**Stored records**

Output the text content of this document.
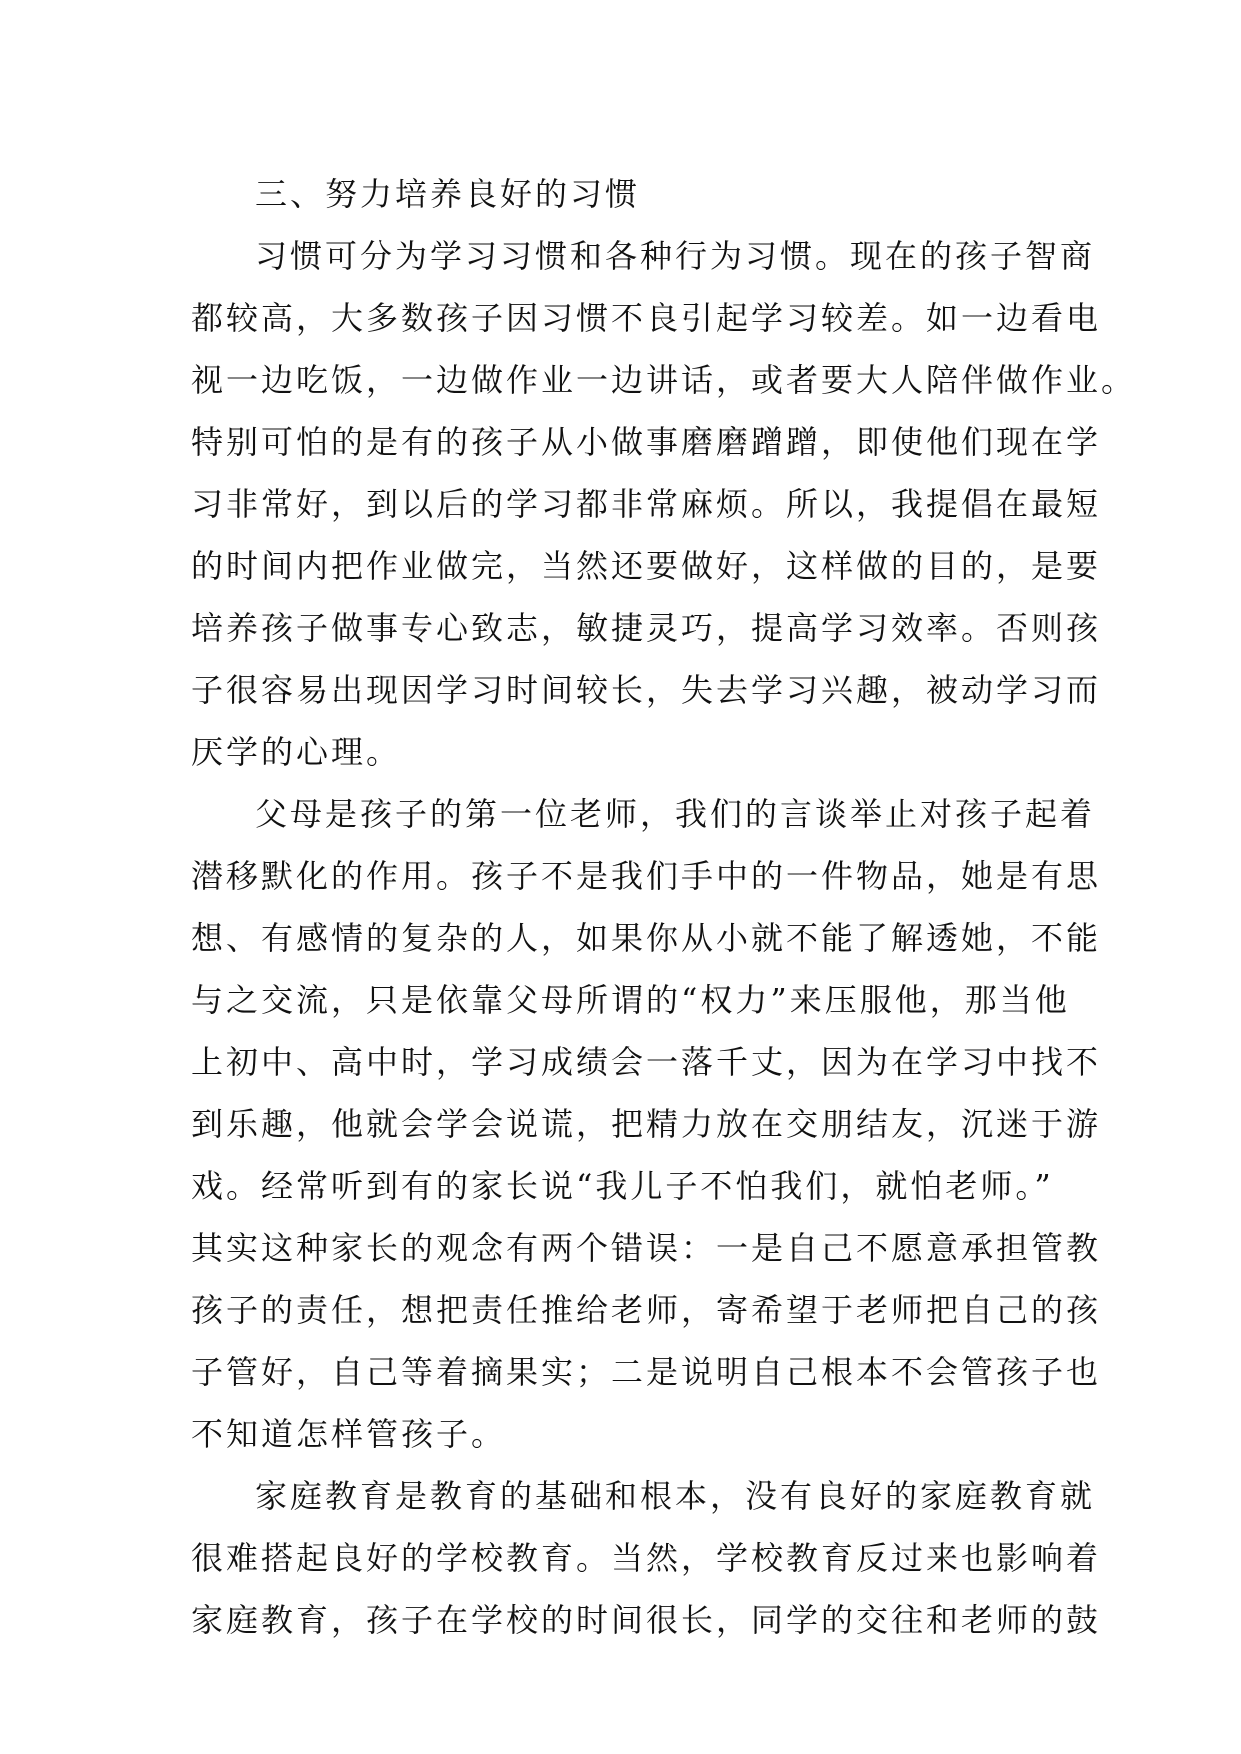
三、努力培养良好的习惯
习惯可分为学习习惯和各种行为习惯。现在的孩子智商
都较高，大多数孩子因习惯不良引起学习较差。如一边看电
视一边吃饭，一边做作业一边讲话，或者要大人陪伴做作业。
特别可怕的是有的孩子从小做事磨磨蹭蹭，即使他们现在学
习非常好，到以后的学习都非常麻烦。所以，我提倡在最短
的时间内把作业做完，当然还要做好，这样做的目的，是要
培养孩子做事专心致志，敏捷灵巧，提高学习效率。否则孩
子很容易出现因学习时间较长，失去学习兴趣，被动学习而
厌学的心理。
父母是孩子的第一位老师，我们的言谈举止对孩子起着
潜移默化的作用。孩子不是我们手中的一件物品，她是有思
想、有感情的复杂的人，如果你从小就不能了解透她，不能
与之交流，只是依靠父母所谓的“权力”来压服他，那当他
上初中、高中时，学习成绩会一落千丈，因为在学习中找不
到乐趣，他就会学会说谎，把精力放在交朋结友，沉迷于游
戏。经常听到有的家长说“我儿子不怕我们，就怕老师。”
其实这种家长的观念有两个错误：一是自己不愿意承担管教
孩子的责任，想把责任推给老师，寄希望于老师把自己的孩
子管好，自己等着摘果实；二是说明自己根本不会管孩子也
不知道怎样管孩子。
家庭教育是教育的基础和根本，没有良好的家庭教育就
很难搭起良好的学校教育。当然，学校教育反过来也影响着
家庭教育，孩子在学校的时间很长，同学的交往和老师的鼓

**Task brief**
Keep the pictures out of the copy and write out the data exactly as it stands.

**Result of the exercise**
Output the text content of this document.
三、努力培养良好的习惯
习惯可分为学习习惯和各种行为习惯。现在的孩子智商
都较高，大多数孩子因习惯不良引起学习较差。如一边看电
视一边吃饭，一边做作业一边讲话，或者要大人陪伴做作业。
特别可怕的是有的孩子从小做事磨磨蹭蹭，即使他们现在学
习非常好，到以后的学习都非常麻烦。所以，我提倡在最短
的时间内把作业做完，当然还要做好，这样做的目的，是要
培养孩子做事专心致志，敏捷灵巧，提高学习效率。否则孩
子很容易出现因学习时间较长，失去学习兴趣，被动学习而
厌学的心理。
父母是孩子的第一位老师，我们的言谈举止对孩子起着
潜移默化的作用。孩子不是我们手中的一件物品，她是有思
想、有感情的复杂的人，如果你从小就不能了解透她，不能
与之交流，只是依靠父母所谓的“权力”来压服他，那当他
上初中、高中时，学习成绩会一落千丈，因为在学习中找不
到乐趣，他就会学会说谎，把精力放在交朋结友，沉迷于游
戏。经常听到有的家长说“我儿子不怕我们，就怕老师。”
其实这种家长的观念有两个错误：一是自己不愿意承担管教
孩子的责任，想把责任推给老师，寄希望于老师把自己的孩
子管好，自己等着摘果实；二是说明自己根本不会管孩子也
不知道怎样管孩子。
家庭教育是教育的基础和根本，没有良好的家庭教育就
很难搭起良好的学校教育。当然，学校教育反过来也影响着
家庭教育，孩子在学校的时间很长，同学的交往和老师的鼓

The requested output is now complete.